• Brief A
List every church office or leadership role named in the post on corporate mindedness in the church.
• Brief B
Continue the post on corporate mindedness in the church from its last sentence.

• Exercise passage
Wednesday, April 09, 2008

Corporate Mindedness In The Church

I lifted this directly from Steve Scott's fine Blog, From the Pew. Steve is a great man of God and I appreciate his writing. He nails this one so dead on I thought rather than just link it, I would repost it. I have certain readers who tell me they will read what I repost, if I just link, not so much. I think this tenancy to make the CEO of the Corporation the Head Elder or Congregational President is a flawed governance. Read his post here or on his Blog.


There's a certain type of thinking that many people engage in that some of my friends and I call "corporate mindedness." It's the type of thinking that places norms of American business and legal practices above other methods of doing things. It's the type of thinking that says that a CPA with an MBA working as an accountant for a large corporation would make a better deacon than a regular Joe who runs his own janitorial service. His corporate training in following company policy makes him more qualified to handle the church budget than somebody who merely needs to feed his kids. It's the type of thinking that says that a man trained in the most prominent of seminaries is more qualified as a pastor than a man with a bible, the Holy Spirit, and experiences in the trenches of life.

• Source information
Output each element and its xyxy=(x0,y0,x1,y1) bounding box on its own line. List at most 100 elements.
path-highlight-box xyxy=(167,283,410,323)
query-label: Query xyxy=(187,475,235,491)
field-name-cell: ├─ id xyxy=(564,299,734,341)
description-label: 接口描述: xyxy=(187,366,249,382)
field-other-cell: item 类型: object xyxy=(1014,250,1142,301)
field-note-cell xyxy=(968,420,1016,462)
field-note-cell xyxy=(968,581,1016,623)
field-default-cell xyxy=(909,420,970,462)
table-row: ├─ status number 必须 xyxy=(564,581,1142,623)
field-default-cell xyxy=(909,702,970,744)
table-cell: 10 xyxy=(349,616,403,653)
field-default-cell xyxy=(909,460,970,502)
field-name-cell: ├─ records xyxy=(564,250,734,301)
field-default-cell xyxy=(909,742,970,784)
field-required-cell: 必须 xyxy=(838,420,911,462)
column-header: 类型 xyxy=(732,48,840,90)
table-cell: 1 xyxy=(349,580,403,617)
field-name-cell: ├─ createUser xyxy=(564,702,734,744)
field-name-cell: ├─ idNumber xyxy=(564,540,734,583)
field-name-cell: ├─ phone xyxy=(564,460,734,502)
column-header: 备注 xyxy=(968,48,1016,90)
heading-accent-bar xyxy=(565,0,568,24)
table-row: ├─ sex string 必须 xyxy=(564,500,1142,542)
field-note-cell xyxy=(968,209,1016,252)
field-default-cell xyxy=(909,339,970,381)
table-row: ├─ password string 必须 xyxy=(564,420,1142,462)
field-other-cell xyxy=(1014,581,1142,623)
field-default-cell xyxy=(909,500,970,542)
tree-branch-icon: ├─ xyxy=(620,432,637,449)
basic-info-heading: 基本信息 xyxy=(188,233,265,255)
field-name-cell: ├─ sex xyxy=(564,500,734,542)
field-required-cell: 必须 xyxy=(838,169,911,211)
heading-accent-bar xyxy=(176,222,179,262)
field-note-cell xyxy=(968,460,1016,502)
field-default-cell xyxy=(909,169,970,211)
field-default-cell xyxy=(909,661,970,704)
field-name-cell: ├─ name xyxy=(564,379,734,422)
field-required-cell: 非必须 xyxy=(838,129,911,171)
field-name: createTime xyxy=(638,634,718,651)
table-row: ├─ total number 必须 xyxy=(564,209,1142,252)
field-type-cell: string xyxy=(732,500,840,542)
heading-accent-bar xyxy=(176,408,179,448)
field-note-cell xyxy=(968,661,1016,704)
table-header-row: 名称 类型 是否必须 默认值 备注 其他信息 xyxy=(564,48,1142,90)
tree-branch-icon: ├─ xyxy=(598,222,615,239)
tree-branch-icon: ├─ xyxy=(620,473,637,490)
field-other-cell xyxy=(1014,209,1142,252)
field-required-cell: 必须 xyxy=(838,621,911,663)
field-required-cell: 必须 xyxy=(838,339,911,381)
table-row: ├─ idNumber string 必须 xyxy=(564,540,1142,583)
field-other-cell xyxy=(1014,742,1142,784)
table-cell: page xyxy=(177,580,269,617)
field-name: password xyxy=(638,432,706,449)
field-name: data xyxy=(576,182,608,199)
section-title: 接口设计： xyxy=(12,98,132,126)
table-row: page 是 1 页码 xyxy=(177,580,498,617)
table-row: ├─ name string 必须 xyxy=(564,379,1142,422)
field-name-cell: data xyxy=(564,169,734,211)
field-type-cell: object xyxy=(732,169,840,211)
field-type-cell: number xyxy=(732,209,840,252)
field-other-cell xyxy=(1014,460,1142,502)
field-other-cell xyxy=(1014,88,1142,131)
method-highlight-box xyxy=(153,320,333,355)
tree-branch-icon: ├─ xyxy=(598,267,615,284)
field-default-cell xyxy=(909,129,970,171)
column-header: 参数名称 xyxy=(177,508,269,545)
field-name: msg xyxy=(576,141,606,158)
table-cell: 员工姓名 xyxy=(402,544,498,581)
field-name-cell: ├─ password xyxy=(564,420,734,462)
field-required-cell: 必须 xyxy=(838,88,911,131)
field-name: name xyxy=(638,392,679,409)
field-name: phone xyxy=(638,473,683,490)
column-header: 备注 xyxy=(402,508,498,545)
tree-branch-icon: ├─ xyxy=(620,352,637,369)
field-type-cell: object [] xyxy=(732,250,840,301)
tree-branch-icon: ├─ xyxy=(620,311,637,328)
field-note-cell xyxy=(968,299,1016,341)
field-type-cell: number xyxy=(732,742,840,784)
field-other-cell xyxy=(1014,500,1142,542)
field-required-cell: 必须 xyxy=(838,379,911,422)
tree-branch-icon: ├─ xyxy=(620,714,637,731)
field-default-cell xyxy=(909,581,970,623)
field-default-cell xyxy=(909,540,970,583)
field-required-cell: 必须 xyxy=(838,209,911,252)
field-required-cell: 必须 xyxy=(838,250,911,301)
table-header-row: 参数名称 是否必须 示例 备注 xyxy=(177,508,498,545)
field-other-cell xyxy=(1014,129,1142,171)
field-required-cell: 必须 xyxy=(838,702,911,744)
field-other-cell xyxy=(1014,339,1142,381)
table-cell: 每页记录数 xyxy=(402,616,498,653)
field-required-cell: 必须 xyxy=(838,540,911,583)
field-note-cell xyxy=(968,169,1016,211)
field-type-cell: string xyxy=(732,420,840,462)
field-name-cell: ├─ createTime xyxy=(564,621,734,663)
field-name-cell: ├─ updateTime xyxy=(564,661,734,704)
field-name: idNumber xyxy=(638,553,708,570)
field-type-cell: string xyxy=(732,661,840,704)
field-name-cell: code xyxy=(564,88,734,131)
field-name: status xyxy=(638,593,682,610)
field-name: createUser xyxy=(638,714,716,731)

• Task result A
Head Elder, Congregational President, deacon, pastor

• Task result B
It is the type of thinking that will seek counsel from attorneys, corporate professionals, licensed "experts" before reading God's word. It places state law above what the bible says. It looks at a man's earthly accomplishments as approved by a system as better than a humble, selfless servant who will do what it takes regardless of what man's laws say. It places more weight on how something will look to a judge in court than how it will look to The Judge on judgment day.

Corporate mindedness isn't limited to academic and business elites; it can be brainwashed into existence in the most common of people. The more you hear something, the more you believe it. Corporate mindedness has infiltrated the church, and the
kingdom suffers.

AMEN STEVE

2 comments:

Anonymous said...

Give me the man with the Bible and the Holy Spirit. Give me men and women with heart's to put our Savior first and give Him our best, not what is left and squeezed in. Truly love God with all our heart's, all our soul's, all my strength's and all our mind's. We have let the bad things in our world creep and slither into the church.

Anonymous said...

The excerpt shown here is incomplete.